═════ Dataset excerpts
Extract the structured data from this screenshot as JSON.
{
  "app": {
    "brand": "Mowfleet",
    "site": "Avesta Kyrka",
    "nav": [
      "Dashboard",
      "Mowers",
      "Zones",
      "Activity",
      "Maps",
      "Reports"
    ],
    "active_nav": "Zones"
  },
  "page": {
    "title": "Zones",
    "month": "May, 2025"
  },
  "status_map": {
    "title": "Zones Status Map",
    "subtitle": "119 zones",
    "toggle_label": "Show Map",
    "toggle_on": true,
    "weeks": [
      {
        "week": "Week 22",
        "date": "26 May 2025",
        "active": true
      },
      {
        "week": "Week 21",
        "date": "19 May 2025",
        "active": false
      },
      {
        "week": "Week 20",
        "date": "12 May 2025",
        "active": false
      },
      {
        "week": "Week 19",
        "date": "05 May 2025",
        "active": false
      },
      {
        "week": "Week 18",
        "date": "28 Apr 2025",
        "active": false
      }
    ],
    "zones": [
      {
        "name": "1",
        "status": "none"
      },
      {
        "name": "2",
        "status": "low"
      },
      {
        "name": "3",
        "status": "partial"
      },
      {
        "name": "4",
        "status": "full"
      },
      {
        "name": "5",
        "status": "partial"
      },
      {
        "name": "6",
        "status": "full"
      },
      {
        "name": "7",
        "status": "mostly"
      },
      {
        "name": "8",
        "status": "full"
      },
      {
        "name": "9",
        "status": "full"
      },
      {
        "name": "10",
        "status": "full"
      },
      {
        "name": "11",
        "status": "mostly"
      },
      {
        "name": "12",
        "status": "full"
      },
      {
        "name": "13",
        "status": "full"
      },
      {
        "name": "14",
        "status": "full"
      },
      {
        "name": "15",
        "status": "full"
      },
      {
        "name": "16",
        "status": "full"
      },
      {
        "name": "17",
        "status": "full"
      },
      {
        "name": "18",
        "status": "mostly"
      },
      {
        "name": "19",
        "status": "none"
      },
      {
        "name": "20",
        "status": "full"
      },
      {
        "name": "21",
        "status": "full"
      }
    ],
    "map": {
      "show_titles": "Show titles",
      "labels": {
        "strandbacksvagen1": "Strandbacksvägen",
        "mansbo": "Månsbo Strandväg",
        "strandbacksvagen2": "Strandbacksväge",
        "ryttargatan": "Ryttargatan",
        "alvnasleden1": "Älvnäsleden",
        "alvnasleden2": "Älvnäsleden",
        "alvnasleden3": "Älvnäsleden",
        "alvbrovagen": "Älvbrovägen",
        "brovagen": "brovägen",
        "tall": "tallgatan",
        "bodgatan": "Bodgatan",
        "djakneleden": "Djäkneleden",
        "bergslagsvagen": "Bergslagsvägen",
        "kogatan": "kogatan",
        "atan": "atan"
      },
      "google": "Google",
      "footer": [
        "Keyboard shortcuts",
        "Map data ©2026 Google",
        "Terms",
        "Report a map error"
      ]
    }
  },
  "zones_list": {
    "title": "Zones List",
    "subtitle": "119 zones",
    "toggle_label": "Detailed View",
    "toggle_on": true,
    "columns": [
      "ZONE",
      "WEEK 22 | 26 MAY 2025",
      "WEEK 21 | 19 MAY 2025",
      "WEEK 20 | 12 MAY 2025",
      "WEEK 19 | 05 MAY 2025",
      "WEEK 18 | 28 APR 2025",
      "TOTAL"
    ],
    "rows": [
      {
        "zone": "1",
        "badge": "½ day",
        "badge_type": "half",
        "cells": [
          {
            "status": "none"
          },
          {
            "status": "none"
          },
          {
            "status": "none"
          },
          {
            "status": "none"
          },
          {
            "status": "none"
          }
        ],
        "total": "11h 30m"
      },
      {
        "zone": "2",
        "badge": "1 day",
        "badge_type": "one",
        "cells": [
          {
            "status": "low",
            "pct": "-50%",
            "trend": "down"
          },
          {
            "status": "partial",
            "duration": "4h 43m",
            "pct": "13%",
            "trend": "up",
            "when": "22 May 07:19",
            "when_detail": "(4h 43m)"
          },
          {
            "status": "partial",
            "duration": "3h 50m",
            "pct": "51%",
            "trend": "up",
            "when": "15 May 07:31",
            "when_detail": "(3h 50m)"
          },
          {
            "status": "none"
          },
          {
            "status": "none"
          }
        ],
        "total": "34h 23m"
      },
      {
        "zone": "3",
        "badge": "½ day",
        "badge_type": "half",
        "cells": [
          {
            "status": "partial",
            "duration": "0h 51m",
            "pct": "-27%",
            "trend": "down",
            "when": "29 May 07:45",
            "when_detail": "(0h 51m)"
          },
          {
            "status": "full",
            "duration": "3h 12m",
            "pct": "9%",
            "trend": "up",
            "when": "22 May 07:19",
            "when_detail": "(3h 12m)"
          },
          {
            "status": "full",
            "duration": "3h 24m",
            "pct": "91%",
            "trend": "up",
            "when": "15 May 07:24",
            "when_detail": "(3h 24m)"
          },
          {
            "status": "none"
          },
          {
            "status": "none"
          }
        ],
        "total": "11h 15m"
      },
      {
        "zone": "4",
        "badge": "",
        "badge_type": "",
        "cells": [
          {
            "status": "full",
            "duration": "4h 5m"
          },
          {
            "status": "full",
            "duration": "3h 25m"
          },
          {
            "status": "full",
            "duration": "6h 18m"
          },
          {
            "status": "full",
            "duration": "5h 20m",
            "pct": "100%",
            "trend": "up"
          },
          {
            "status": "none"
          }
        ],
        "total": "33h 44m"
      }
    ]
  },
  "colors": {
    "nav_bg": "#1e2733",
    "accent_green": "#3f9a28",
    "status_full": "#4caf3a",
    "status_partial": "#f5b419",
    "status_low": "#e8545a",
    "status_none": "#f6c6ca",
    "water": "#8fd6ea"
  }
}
══════════
▸ Objective
Each entry above is to be set down again in exactly the same words.

▸ In response
Extract the structured data from this screenshot as JSON.
{
  "app": {
    "brand": "Mowfleet",
    "site": "Avesta Kyrka",
    "nav": [
      "Dashboard",
      "Mowers",
      "Zones",
      "Activity",
      "Maps",
      "Reports"
    ],
    "active_nav": "Zones"
  },
  "page": {
    "title": "Zones",
    "month": "May, 2025"
  },
  "status_map": {
    "title": "Zones Status Map",
    "subtitle": "119 zones",
    "toggle_label": "Show Map",
    "toggle_on": true,
    "weeks": [
      {
        "week": "Week 22",
        "date": "26 May 2025",
        "active": true
      },
      {
        "week": "Week 21",
        "date": "19 May 2025",
        "active": false
      },
      {
        "week": "Week 20",
        "date": "12 May 2025",
        "active": false
      },
      {
        "week": "Week 19",
        "date": "05 May 2025",
        "active": false
      },
      {
        "week": "Week 18",
        "date": "28 Apr 2025",
        "active": false
      }
    ],
    "zones": [
      {
        "name": "1",
        "status": "none"
      },
      {
        "name": "2",
        "status": "low"
      },
      {
        "name": "3",
        "status": "partial"
      },
      {
        "name": "4",
        "status": "full"
      },
      {
        "name": "5",
        "status": "partial"
      },
      {
        "name": "6",
        "status": "full"
      },
      {
        "name": "7",
        "status": "mostly"
      },
      {
        "name": "8",
        "status": "full"
      },
      {
        "name": "9",
        "status": "full"
      },
      {
        "name": "10",
        "status": "full"
      },
      {
        "name": "11",
        "status": "mostly"
      },
      {
        "name": "12",
        "status": "full"
      },
      {
        "name": "13",
        "status": "full"
      },
      {
        "name": "14",
        "status": "full"
      },
      {
        "name": "15",
        "status": "full"
      },
      {
        "name": "16",
        "status": "full"
      },
      {
        "name": "17",
        "status": "full"
      },
      {
        "name": "18",
        "status": "mostly"
      },
      {
        "name": "19",
        "status": "none"
      },
      {
        "name": "20",
        "status": "full"
      },
      {
        "name": "21",
        "status": "full"
      }
    ],
    "map": {
      "show_titles": "Show titles",
      "labels": {
        "strandbacksvagen1": "Strandbacksvägen",
        "mansbo": "Månsbo Strandväg",
        "strandbacksvagen2": "Strandbacksväge",
        "ryttargatan": "Ryttargatan",
        "alvnasleden1": "Älvnäsleden",
        "alvnasleden2": "Älvnäsleden",
        "alvnasleden3": "Älvnäsleden",
        "alvbrovagen": "Älvbrovägen",
        "brovagen": "brovägen",
        "tall": "tallgatan",
        "bodgatan": "Bodgatan",
        "djakneleden": "Djäkneleden",
        "bergslagsvagen": "Bergslagsvägen",
        "kogatan": "kogatan",
        "atan": "atan"
      },
      "google": "Google",
      "footer": [
        "Keyboard shortcuts",
        "Map data ©2026 Google",
        "Terms",
        "Report a map error"
      ]
    }
  },
  "zones_list": {
    "title": "Zones List",
    "subtitle": "119 zones",
    "toggle_label": "Detailed View",
    "toggle_on": true,
    "columns": [
      "ZONE",
      "WEEK 22 | 26 MAY 2025",
      "WEEK 21 | 19 MAY 2025",
      "WEEK 20 | 12 MAY 2025",
      "WEEK 19 | 05 MAY 2025",
      "WEEK 18 | 28 APR 2025",
      "TOTAL"
    ],
    "rows": [
      {
        "zone": "1",
        "badge": "½ day",
        "badge_type": "half",
        "cells": [
          {
            "status": "none"
          },
          {
            "status": "none"
          },
          {
            "status": "none"
          },
          {
            "status": "none"
          },
          {
            "status": "none"
          }
        ],
        "total": "11h 30m"
      },
      {
        "zone": "2",
        "badge": "1 day",
        "badge_type": "one",
        "cells": [
          {
            "status": "low",
            "pct": "-50%",
            "trend": "down"
          },
          {
            "status": "partial",
            "duration": "4h 43m",
            "pct": "13%",
            "trend": "up",
            "when": "22 May 07:19",
            "when_detail": "(4h 43m)"
          },
          {
            "status": "partial",
            "duration": "3h 50m",
            "pct": "51%",
            "trend": "up",
            "when": "15 May 07:31",
            "when_detail": "(3h 50m)"
          },
          {
            "status": "none"
          },
          {
            "status": "none"
          }
        ],
        "total": "34h 23m"
      },
      {
        "zone": "3",
        "badge": "½ day",
        "badge_type": "half",
        "cells": [
          {
            "status": "partial",
            "duration": "0h 51m",
            "pct": "-27%",
            "trend": "down",
            "when": "29 May 07:45",
            "when_detail": "(0h 51m)"
          },
          {
            "status": "full",
            "duration": "3h 12m",
            "pct": "9%",
            "trend": "up",
            "when": "22 May 07:19",
            "when_detail": "(3h 12m)"
          },
          {
            "status": "full",
            "duration": "3h 24m",
            "pct": "91%",
            "trend": "up",
            "when": "15 May 07:24",
            "when_detail": "(3h 24m)"
          },
          {
            "status": "none"
          },
          {
            "status": "none"
          }
        ],
        "total": "11h 15m"
      },
      {
        "zone": "4",
        "badge": "",
        "badge_type": "",
        "cells": [
          {
            "status": "full",
            "duration": "4h 5m"
          },
          {
            "status": "full",
            "duration": "3h 25m"
          },
          {
            "status": "full",
            "duration": "6h 18m"
          },
          {
            "status": "full",
            "duration": "5h 20m",
            "pct": "100%",
            "trend": "up"
          },
          {
            "status": "none"
          }
        ],
        "total": "33h 44m"
      }
    ]
  },
  "colors": {
    "nav_bg": "#1e2733",
    "accent_green": "#3f9a28",
    "status_full": "#4caf3a",
    "status_partial": "#f5b419",
    "status_low": "#e8545a",
    "status_none": "#f6c6ca",
    "water": "#8fd6ea"
  }
}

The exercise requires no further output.